[start Recorded data]
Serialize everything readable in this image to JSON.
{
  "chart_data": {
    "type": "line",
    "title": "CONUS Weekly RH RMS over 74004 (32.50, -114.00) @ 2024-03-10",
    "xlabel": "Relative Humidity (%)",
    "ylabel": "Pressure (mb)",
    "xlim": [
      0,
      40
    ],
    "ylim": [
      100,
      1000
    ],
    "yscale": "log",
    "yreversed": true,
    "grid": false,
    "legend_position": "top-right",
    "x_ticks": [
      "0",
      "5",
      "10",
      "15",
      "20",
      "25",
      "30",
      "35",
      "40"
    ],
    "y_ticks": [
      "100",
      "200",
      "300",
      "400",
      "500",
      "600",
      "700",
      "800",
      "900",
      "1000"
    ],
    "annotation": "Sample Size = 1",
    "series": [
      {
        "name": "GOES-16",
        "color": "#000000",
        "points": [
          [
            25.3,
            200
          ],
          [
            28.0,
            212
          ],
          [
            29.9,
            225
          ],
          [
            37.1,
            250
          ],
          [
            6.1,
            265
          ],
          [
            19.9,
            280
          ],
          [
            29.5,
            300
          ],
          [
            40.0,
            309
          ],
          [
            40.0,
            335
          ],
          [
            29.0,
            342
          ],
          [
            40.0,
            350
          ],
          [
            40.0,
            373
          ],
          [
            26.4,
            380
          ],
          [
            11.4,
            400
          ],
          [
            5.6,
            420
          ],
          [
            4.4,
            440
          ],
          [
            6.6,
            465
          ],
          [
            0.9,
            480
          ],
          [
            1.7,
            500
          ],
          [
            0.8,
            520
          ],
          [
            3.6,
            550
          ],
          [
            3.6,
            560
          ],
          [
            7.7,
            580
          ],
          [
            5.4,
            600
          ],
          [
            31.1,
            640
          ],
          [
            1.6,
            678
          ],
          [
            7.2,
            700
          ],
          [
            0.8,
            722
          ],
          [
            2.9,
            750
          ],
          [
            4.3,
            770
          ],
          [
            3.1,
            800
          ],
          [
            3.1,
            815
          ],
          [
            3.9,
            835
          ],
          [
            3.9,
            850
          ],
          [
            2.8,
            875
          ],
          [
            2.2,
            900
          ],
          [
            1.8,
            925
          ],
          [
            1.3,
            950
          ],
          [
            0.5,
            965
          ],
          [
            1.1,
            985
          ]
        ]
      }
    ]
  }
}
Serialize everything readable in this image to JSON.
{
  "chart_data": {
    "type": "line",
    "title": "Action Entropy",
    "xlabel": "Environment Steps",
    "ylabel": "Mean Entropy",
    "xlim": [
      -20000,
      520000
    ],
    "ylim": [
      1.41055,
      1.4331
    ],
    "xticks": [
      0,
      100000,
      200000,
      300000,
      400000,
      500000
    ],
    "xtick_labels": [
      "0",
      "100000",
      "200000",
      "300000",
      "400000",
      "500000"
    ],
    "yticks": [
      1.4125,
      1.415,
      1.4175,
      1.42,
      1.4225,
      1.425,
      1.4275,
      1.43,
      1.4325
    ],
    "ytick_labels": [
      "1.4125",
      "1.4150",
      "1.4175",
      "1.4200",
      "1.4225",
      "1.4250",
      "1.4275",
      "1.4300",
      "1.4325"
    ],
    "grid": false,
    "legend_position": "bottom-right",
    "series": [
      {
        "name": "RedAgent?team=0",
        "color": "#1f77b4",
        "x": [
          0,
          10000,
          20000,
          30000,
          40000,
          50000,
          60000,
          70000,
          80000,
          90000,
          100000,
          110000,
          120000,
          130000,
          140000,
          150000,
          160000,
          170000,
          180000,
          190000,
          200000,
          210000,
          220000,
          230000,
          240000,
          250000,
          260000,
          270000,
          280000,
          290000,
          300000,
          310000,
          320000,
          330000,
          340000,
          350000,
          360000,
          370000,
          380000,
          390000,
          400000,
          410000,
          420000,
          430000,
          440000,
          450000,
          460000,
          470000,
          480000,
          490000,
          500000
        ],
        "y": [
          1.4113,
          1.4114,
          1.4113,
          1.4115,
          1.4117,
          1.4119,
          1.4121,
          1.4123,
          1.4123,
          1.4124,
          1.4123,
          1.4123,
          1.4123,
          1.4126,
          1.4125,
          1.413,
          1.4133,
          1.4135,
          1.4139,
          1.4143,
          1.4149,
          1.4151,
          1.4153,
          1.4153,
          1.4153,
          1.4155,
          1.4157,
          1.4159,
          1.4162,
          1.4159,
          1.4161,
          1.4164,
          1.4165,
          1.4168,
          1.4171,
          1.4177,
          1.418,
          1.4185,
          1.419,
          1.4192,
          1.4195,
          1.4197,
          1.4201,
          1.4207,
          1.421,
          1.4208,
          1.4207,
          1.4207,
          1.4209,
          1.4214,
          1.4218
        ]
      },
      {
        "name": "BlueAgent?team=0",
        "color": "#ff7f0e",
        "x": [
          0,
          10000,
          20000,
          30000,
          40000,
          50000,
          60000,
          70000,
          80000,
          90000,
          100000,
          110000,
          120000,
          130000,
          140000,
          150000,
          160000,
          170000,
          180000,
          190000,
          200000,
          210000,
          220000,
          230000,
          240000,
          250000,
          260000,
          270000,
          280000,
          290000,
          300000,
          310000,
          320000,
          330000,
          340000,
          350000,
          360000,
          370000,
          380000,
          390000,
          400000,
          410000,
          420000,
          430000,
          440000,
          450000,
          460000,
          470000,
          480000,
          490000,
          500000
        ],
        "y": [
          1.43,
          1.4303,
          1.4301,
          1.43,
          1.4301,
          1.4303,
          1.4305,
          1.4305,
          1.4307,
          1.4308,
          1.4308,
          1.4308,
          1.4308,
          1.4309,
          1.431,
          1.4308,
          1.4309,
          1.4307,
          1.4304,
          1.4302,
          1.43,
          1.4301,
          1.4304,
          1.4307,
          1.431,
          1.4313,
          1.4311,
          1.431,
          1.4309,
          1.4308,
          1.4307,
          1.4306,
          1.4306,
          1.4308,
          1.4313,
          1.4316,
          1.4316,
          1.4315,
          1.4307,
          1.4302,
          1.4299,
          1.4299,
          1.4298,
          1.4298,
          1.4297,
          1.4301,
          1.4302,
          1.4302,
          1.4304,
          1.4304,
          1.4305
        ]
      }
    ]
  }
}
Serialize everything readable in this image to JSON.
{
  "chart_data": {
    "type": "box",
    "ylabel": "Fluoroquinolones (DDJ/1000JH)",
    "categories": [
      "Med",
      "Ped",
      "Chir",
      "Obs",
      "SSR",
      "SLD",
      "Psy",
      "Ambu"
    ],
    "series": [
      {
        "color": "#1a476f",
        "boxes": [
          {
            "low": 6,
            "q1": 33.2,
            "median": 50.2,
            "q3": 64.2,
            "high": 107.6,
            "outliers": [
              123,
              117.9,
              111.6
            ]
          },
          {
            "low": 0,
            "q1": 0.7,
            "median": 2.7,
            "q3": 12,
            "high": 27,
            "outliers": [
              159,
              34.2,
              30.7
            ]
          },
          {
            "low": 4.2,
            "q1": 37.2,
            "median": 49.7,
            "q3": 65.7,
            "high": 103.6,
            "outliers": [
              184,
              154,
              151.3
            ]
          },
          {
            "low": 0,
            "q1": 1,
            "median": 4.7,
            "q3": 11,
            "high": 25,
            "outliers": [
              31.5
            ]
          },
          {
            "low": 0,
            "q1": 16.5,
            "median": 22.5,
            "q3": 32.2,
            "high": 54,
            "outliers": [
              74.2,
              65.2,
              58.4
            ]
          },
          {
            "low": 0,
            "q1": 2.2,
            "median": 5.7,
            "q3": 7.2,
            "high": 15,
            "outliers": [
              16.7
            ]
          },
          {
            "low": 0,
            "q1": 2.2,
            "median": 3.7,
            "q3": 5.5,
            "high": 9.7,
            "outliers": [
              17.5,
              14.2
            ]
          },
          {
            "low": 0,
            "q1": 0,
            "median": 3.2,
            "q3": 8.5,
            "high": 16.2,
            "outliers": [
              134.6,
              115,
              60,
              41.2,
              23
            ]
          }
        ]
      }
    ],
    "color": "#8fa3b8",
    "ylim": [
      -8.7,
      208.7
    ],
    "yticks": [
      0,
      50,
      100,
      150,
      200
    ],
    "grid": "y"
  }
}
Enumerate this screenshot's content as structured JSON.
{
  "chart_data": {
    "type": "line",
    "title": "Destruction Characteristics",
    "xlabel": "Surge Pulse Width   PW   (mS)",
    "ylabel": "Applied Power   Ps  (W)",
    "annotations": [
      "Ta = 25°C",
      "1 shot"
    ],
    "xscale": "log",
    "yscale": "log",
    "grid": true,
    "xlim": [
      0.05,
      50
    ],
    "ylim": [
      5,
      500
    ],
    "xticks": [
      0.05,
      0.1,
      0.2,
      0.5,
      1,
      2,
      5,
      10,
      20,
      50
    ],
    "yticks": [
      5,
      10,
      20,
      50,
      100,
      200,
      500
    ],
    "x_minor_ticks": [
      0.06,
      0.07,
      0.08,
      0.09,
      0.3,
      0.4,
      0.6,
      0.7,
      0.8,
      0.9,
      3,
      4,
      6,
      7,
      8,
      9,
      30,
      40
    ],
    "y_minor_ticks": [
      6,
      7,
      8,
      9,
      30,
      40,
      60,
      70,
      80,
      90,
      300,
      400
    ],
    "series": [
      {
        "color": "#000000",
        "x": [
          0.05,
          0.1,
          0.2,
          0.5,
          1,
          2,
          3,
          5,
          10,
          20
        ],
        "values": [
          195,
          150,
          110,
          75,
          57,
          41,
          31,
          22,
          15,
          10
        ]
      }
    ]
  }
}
[end Recorded data]
_Challenge:_ Give the number of lines in the records that contain the string "median", with no other output.

_Solved exercise:_ 8